What is needed: List all lines of the data containing the word "Port".

Excerpted records:
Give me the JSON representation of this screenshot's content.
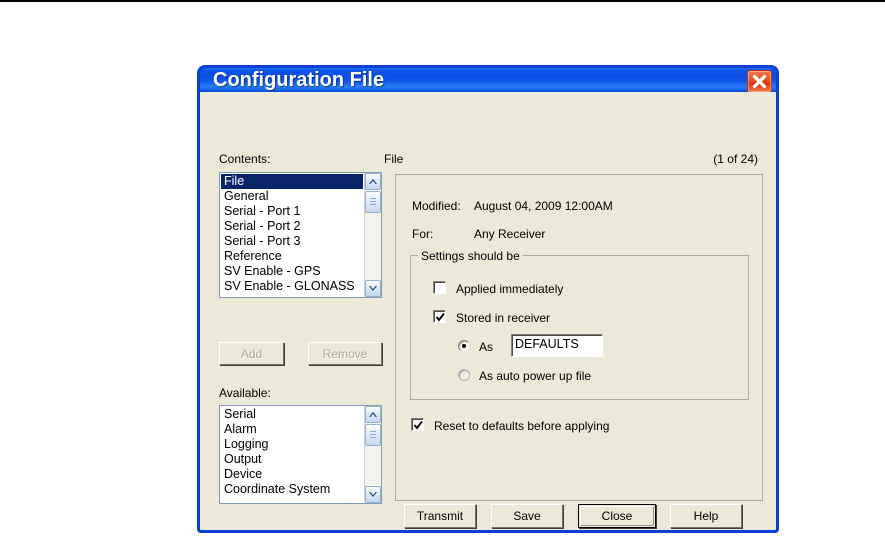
{
  "window": {
    "title": "Configuration File",
    "close_icon": "close-icon"
  },
  "left_panel": {
    "contents_label": "Contents:",
    "contents_items": [
      "File",
      "General",
      "Serial - Port 1",
      "Serial - Port 2",
      "Serial - Port 3",
      "Reference",
      "SV Enable - GPS",
      "SV Enable - GLONASS"
    ],
    "contents_selected": "File",
    "add_label": "Add",
    "remove_label": "Remove",
    "available_label": "Available:",
    "available_items": [
      "Serial",
      "Alarm",
      "Logging",
      "Output",
      "Device",
      "Coordinate System"
    ]
  },
  "right_panel": {
    "section_title": "File",
    "page_counter": "(1 of 24)",
    "modified_label": "Modified:",
    "modified_value": "August 04, 2009 12:00AM",
    "for_label": "For:",
    "for_value": "Any Receiver",
    "group_title": "Settings should be",
    "applied_immediately_label": "Applied immediately",
    "applied_immediately_checked": false,
    "stored_in_receiver_label": "Stored in receiver",
    "stored_in_receiver_checked": true,
    "as_label": "As",
    "as_selected": true,
    "as_value": "DEFAULTS",
    "as_auto_power_label": "As auto power up file",
    "as_auto_power_selected": false,
    "reset_defaults_label": "Reset to defaults before applying",
    "reset_defaults_checked": true
  },
  "footer": {
    "transmit_label": "Transmit",
    "save_label": "Save",
    "close_label": "Close",
    "help_label": "Help"
  },
  "colors": {
    "title_blue": "#0b4de6",
    "dialog_face": "#ece9d8",
    "selection_blue": "#0a246a",
    "close_red": "#e8562a"
  }
}
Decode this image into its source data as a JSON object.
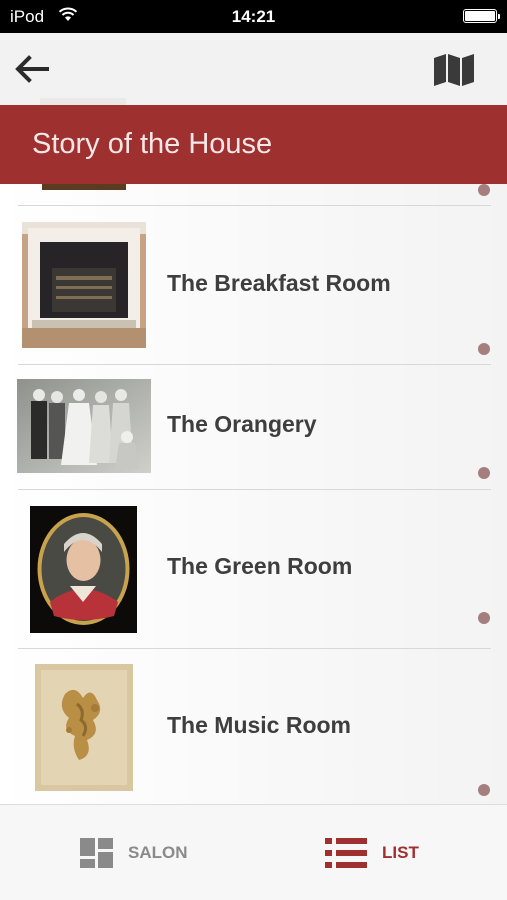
{
  "status_bar": {
    "carrier": "iPod",
    "time": "14:21"
  },
  "nav": {
    "back_icon": "arrow-left-icon",
    "map_icon": "map-icon"
  },
  "header": {
    "title": "Story of the House"
  },
  "rooms": [
    {
      "label": "The Breakfast Room"
    },
    {
      "label": "The Orangery"
    },
    {
      "label": "The Green Room"
    },
    {
      "label": "The Music Room"
    }
  ],
  "tabs": [
    {
      "label": "SALON",
      "icon": "grid-icon",
      "active": false
    },
    {
      "label": "LIST",
      "icon": "list-icon",
      "active": true
    }
  ],
  "colors": {
    "accent": "#9e3030",
    "header_text": "#f7e7e7",
    "room_text": "#3e3e3e",
    "dot": "#a57e7e",
    "tab_inactive": "#8a8a8a"
  }
}
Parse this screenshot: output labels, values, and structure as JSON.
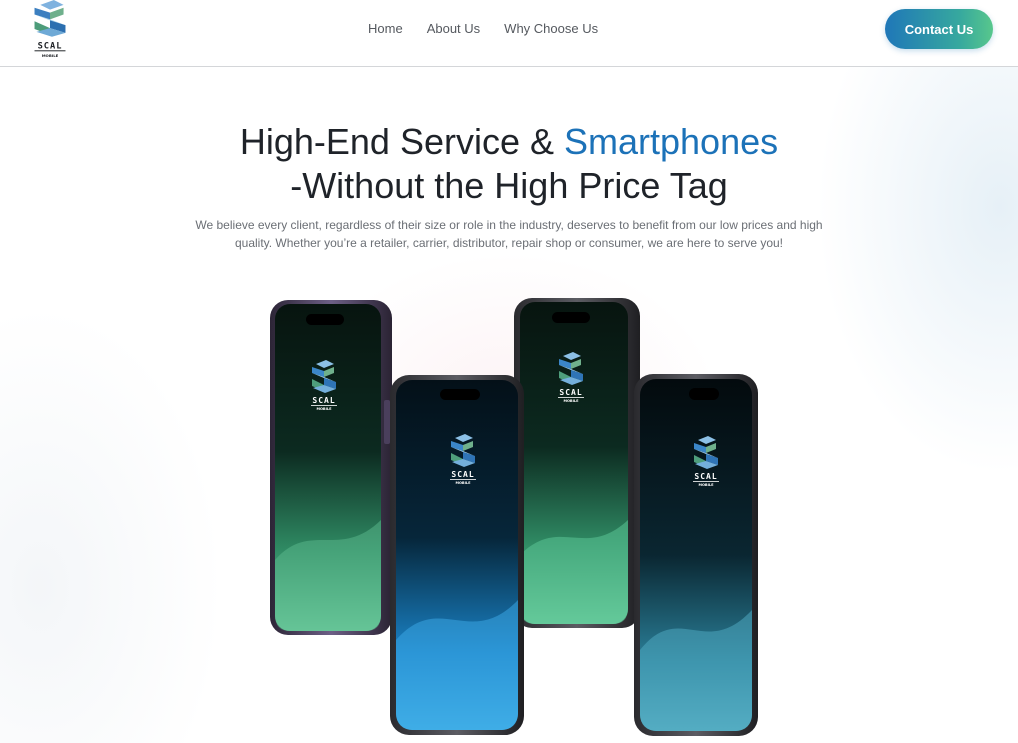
{
  "brand": {
    "logo_text": "SCAL",
    "logo_subtext": "MOBILE",
    "logo_colors": [
      "#2f7fc1",
      "#5aa7d8",
      "#3e8f7a",
      "#8cc7a0"
    ]
  },
  "nav": {
    "items": [
      {
        "label": "Home"
      },
      {
        "label": "About Us"
      },
      {
        "label": "Why Choose Us"
      }
    ]
  },
  "header": {
    "cta_label": "Contact Us"
  },
  "hero": {
    "title_part1": "High-End Service & ",
    "title_accent": "Smartphones",
    "title_line2": "-Without the High Price Tag",
    "description": "We believe every client, regardless of their size or role in the industry, deserves to benefit from our low prices and high quality. Whether you’re a retailer, carrier, distributor, repair shop or consumer, we are here to serve you!"
  },
  "phones": {
    "count": 4,
    "screen_themes": [
      "green",
      "blue",
      "green",
      "teal"
    ],
    "screen_logo_text": "SCAL",
    "screen_logo_subtext": "MOBILE"
  },
  "colors": {
    "accent": "#1c72b8",
    "cta_start": "#1f77b8",
    "cta_end": "#58c78c",
    "heading": "#1f2329",
    "body_text": "#6b6f75"
  }
}
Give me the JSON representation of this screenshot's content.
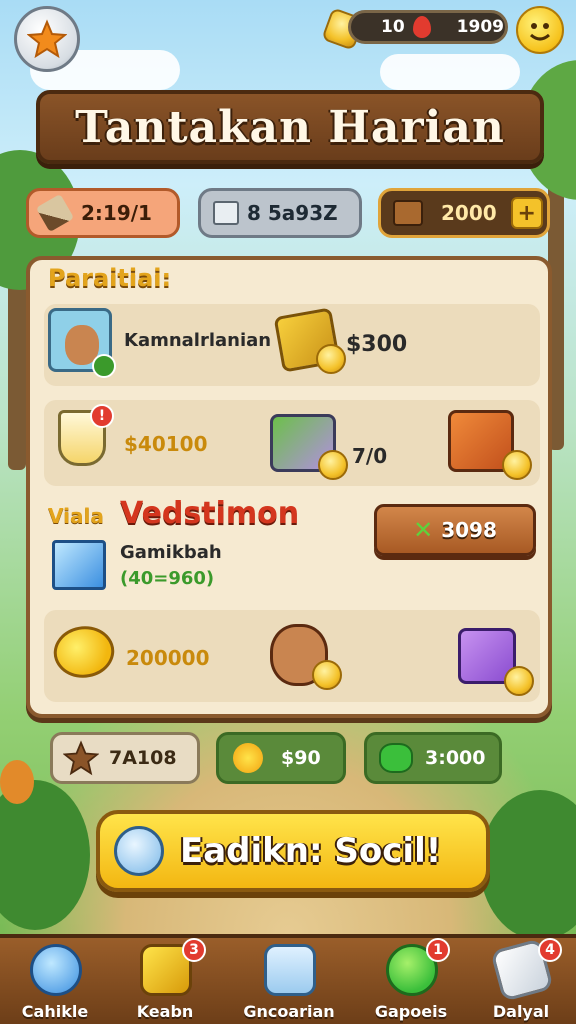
{
  "header": {
    "resource_value": "10",
    "resource_total": "1909"
  },
  "banner": {
    "title": "Tantakan Harian"
  },
  "stats": [
    {
      "icon": "brush-icon",
      "value": "2:19/1"
    },
    {
      "icon": "gift-icon",
      "value": "8 5a93Z"
    },
    {
      "icon": "chest-icon",
      "value": "2000"
    }
  ],
  "panel": {
    "title": "Paraitiai:",
    "row1": {
      "label": "Kamnalrlanian",
      "reward": "$300"
    },
    "row2": {
      "reward_a": "$40100",
      "reward_b": "7/0"
    },
    "row3": {
      "prefix": "Viala",
      "title": "Vedstimon",
      "subtitle": "Gamikbah",
      "progress": "(40=960)",
      "button": "3098"
    },
    "row4": {
      "reward": "200000"
    }
  },
  "chips": [
    {
      "icon": "star-icon",
      "value": "7A108"
    },
    {
      "icon": "sun-icon",
      "value": "$90"
    },
    {
      "icon": "clover-icon",
      "value": "3:000"
    }
  ],
  "cta": {
    "label": "Eadikn: Socil!"
  },
  "bottom_nav": [
    {
      "label": "Cahikle",
      "icon": "pencil-icon",
      "badge": ""
    },
    {
      "label": "Keabn",
      "icon": "cheese-box-icon",
      "badge": "3"
    },
    {
      "label": "Gncoarian",
      "icon": "calendar-icon",
      "badge": ""
    },
    {
      "label": "Gapoeis",
      "icon": "green-smiley-icon",
      "badge": "1"
    },
    {
      "label": "Dalyal",
      "icon": "paper-plane-icon",
      "badge": "4"
    }
  ],
  "colors": {
    "accent_green": "#3b9a2b",
    "title_red": "#d4361e",
    "gold": "#f4c22a",
    "wood": "#8a5428"
  }
}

Task answer:
      "Serial - Port 1",
      "Serial - Port 2",
      "Serial - Port 3",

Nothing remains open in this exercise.